[DO THIS]:
Find the string "screenshot" in the records. Copy every line it appears in.

[AVAILABLE DATA]:
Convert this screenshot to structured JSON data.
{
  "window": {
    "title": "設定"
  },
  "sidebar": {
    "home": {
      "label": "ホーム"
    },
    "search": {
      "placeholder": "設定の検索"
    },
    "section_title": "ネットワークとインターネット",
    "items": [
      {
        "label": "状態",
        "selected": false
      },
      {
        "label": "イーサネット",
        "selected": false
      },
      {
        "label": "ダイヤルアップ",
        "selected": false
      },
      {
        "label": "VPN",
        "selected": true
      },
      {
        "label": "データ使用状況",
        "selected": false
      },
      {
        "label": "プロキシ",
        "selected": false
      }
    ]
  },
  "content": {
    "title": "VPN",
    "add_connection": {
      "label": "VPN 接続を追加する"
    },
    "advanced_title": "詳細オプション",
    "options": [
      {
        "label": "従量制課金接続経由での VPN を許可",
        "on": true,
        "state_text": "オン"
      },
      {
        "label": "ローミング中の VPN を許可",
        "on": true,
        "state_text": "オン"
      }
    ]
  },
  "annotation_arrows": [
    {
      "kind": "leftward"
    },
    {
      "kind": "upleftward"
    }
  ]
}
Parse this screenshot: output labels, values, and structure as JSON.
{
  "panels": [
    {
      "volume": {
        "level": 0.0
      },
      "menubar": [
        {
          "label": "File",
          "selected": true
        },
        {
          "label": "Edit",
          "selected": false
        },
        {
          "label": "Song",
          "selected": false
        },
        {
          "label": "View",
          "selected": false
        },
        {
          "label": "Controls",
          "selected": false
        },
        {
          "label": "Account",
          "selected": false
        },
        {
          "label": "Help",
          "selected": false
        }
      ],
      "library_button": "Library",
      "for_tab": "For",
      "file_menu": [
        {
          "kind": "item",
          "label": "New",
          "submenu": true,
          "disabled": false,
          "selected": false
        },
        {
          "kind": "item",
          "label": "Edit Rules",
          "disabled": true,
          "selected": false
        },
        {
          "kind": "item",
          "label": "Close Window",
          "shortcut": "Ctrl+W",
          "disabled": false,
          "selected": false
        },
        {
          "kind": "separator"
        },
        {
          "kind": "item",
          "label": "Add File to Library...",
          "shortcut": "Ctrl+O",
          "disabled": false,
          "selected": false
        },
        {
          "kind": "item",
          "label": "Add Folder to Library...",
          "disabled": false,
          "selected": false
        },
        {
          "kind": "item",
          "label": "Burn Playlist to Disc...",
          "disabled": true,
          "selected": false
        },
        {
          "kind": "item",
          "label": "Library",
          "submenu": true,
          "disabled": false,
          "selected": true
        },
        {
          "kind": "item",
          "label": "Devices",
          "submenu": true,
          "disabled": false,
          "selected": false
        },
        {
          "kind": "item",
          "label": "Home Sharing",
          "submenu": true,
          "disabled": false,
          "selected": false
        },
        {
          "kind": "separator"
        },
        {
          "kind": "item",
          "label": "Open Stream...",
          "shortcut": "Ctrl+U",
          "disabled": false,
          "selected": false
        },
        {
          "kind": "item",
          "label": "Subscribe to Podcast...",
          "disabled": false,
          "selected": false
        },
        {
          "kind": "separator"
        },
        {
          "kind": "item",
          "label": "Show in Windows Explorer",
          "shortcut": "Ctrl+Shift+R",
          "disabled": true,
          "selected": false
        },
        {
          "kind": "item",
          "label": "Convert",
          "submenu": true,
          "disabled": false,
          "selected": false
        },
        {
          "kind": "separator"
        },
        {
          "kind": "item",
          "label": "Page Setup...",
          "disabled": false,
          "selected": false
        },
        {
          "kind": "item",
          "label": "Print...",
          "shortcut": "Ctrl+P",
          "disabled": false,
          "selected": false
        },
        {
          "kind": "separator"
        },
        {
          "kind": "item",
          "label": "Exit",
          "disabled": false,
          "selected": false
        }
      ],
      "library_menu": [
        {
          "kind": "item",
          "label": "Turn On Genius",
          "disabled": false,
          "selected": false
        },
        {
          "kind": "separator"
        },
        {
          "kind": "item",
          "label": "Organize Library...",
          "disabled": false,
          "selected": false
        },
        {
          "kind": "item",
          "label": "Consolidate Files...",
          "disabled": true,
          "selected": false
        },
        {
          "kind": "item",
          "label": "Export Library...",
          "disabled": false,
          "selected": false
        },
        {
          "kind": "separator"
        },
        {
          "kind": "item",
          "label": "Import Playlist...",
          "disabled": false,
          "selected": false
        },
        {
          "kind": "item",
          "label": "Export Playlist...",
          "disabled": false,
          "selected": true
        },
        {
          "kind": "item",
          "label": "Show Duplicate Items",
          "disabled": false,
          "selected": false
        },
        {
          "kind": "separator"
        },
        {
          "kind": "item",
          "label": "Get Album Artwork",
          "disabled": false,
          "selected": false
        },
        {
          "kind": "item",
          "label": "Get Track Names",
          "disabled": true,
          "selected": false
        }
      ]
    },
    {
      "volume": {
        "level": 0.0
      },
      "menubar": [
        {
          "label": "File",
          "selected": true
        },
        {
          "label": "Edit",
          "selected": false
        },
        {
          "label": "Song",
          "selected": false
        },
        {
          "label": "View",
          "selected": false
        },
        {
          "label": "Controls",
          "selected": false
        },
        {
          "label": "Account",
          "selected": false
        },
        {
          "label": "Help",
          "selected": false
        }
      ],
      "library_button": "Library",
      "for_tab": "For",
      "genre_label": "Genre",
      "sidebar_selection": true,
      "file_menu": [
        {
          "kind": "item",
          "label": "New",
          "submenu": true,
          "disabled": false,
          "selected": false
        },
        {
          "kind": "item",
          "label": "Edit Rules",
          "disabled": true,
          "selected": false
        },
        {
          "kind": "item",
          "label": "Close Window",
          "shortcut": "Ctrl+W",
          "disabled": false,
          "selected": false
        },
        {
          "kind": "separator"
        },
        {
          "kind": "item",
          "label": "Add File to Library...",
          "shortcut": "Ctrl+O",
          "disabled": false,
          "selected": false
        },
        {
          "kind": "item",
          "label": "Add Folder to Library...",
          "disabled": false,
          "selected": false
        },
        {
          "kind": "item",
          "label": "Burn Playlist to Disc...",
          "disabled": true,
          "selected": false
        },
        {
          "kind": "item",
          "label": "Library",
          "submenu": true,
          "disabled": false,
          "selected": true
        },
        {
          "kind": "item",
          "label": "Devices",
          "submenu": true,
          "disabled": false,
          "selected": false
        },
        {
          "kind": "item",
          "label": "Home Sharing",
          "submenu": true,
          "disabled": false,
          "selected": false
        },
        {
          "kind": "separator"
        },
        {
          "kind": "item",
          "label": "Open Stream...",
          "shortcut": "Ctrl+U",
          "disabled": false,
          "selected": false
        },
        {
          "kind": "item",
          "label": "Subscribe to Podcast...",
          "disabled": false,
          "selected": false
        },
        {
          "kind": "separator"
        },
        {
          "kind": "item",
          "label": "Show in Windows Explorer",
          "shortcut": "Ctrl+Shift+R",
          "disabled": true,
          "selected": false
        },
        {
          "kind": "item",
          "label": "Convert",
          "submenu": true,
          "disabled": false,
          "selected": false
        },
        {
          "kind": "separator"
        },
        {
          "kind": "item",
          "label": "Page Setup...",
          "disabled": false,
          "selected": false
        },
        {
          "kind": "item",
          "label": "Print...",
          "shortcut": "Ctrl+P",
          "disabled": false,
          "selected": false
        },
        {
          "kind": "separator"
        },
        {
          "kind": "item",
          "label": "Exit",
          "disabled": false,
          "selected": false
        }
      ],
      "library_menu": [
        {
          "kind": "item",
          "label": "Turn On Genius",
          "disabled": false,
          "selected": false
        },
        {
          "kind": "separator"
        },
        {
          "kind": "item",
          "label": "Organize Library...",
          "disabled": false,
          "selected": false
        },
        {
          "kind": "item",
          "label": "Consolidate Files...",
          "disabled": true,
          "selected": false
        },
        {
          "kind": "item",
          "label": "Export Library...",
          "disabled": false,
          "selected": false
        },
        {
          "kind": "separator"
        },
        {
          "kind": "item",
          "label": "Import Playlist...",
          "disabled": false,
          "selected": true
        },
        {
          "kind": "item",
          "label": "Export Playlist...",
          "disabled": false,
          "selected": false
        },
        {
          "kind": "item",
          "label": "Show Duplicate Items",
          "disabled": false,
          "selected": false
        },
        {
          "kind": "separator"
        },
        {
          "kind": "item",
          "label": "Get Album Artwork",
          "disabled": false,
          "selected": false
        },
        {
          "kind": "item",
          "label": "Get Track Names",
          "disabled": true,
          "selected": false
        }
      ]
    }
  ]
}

[RESPONSE]:
Convert this screenshot to structured JSON data.
Parse this screenshot: output labels, values, and structure as JSON.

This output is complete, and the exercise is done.